**Excerpted records:**
——————

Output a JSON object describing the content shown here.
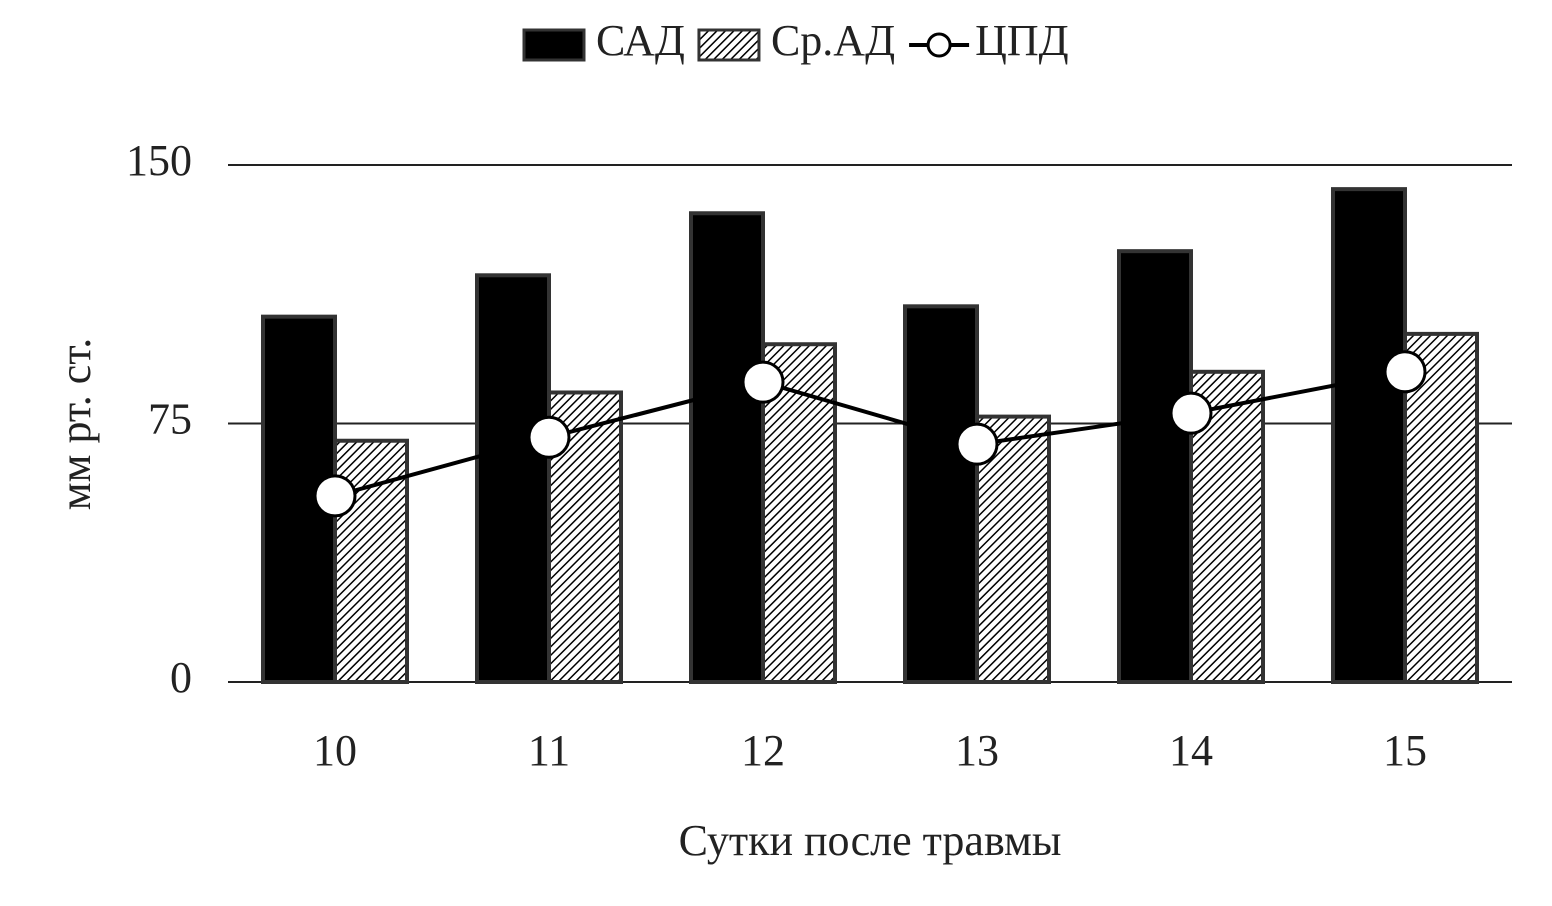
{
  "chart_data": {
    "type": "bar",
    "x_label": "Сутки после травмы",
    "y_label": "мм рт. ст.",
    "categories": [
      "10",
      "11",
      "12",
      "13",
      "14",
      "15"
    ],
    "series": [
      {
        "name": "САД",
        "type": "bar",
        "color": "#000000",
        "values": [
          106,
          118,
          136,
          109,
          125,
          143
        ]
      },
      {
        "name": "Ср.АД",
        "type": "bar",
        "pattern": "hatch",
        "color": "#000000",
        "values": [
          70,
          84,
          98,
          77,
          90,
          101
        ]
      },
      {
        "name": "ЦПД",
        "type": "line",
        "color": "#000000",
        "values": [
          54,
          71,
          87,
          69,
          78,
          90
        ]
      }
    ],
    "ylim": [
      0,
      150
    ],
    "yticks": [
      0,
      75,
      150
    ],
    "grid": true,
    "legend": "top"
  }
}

——————

**Aim:**
Your task is to return the entries above exactly, with no pictures.

**Task response:**
Output a JSON object describing the content shown here.
{
  "chart_data": {
    "type": "bar",
    "x_label": "Сутки после травмы",
    "y_label": "мм рт. ст.",
    "categories": [
      "10",
      "11",
      "12",
      "13",
      "14",
      "15"
    ],
    "series": [
      {
        "name": "САД",
        "type": "bar",
        "color": "#000000",
        "values": [
          106,
          118,
          136,
          109,
          125,
          143
        ]
      },
      {
        "name": "Ср.АД",
        "type": "bar",
        "pattern": "hatch",
        "color": "#000000",
        "values": [
          70,
          84,
          98,
          77,
          90,
          101
        ]
      },
      {
        "name": "ЦПД",
        "type": "line",
        "color": "#000000",
        "values": [
          54,
          71,
          87,
          69,
          78,
          90
        ]
      }
    ],
    "ylim": [
      0,
      150
    ],
    "yticks": [
      0,
      75,
      150
    ],
    "grid": true,
    "legend": "top"
  }
}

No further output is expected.